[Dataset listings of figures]
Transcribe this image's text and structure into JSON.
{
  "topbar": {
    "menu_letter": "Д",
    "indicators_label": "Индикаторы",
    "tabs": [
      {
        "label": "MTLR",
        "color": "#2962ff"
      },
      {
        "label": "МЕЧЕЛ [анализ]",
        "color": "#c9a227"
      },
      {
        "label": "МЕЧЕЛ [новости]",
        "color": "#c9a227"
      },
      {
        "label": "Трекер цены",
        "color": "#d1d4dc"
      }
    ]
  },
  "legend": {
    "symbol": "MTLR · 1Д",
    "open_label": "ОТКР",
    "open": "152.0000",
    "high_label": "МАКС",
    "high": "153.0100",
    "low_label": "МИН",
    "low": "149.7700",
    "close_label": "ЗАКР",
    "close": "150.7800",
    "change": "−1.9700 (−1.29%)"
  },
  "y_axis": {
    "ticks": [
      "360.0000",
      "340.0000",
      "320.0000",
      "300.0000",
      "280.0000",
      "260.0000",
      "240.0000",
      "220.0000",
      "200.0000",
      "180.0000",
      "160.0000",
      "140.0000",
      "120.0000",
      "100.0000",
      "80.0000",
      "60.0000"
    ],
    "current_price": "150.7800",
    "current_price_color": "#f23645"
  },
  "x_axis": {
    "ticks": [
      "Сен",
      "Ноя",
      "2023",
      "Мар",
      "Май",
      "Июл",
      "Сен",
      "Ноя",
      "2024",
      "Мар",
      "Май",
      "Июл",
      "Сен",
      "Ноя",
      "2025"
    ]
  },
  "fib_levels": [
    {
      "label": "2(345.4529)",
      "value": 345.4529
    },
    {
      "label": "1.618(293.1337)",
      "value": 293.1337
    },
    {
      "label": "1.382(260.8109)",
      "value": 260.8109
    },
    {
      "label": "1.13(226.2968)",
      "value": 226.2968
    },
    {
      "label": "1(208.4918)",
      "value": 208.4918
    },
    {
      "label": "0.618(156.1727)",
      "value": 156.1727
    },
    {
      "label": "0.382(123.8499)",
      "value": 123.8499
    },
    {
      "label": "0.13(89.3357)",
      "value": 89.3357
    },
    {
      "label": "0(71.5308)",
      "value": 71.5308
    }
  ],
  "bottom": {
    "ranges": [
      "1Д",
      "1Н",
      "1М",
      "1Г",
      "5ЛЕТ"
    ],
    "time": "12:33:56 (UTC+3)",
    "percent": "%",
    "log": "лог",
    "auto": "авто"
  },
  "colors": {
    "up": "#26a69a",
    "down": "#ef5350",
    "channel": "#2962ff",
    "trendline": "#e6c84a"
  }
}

### Task to complete
Extract all lines as given.

### Answer to the problem
Transcribe this image's text and structure into JSON.
{
  "topbar": {
    "menu_letter": "Д",
    "indicators_label": "Индикаторы",
    "tabs": [
      {
        "label": "MTLR",
        "color": "#2962ff"
      },
      {
        "label": "МЕЧЕЛ [анализ]",
        "color": "#c9a227"
      },
      {
        "label": "МЕЧЕЛ [новости]",
        "color": "#c9a227"
      },
      {
        "label": "Трекер цены",
        "color": "#d1d4dc"
      }
    ]
  },
  "legend": {
    "symbol": "MTLR · 1Д",
    "open_label": "ОТКР",
    "open": "152.0000",
    "high_label": "МАКС",
    "high": "153.0100",
    "low_label": "МИН",
    "low": "149.7700",
    "close_label": "ЗАКР",
    "close": "150.7800",
    "change": "−1.9700 (−1.29%)"
  },
  "y_axis": {
    "ticks": [
      "360.0000",
      "340.0000",
      "320.0000",
      "300.0000",
      "280.0000",
      "260.0000",
      "240.0000",
      "220.0000",
      "200.0000",
      "180.0000",
      "160.0000",
      "140.0000",
      "120.0000",
      "100.0000",
      "80.0000",
      "60.0000"
    ],
    "current_price": "150.7800",
    "current_price_color": "#f23645"
  },
  "x_axis": {
    "ticks": [
      "Сен",
      "Ноя",
      "2023",
      "Мар",
      "Май",
      "Июл",
      "Сен",
      "Ноя",
      "2024",
      "Мар",
      "Май",
      "Июл",
      "Сен",
      "Ноя",
      "2025"
    ]
  },
  "fib_levels": [
    {
      "label": "2(345.4529)",
      "value": 345.4529
    },
    {
      "label": "1.618(293.1337)",
      "value": 293.1337
    },
    {
      "label": "1.382(260.8109)",
      "value": 260.8109
    },
    {
      "label": "1.13(226.2968)",
      "value": 226.2968
    },
    {
      "label": "1(208.4918)",
      "value": 208.4918
    },
    {
      "label": "0.618(156.1727)",
      "value": 156.1727
    },
    {
      "label": "0.382(123.8499)",
      "value": 123.8499
    },
    {
      "label": "0.13(89.3357)",
      "value": 89.3357
    },
    {
      "label": "0(71.5308)",
      "value": 71.5308
    }
  ],
  "bottom": {
    "ranges": [
      "1Д",
      "1Н",
      "1М",
      "1Г",
      "5ЛЕТ"
    ],
    "time": "12:33:56 (UTC+3)",
    "percent": "%",
    "log": "лог",
    "auto": "авто"
  },
  "colors": {
    "up": "#26a69a",
    "down": "#ef5350",
    "channel": "#2962ff",
    "trendline": "#e6c84a"
  }
}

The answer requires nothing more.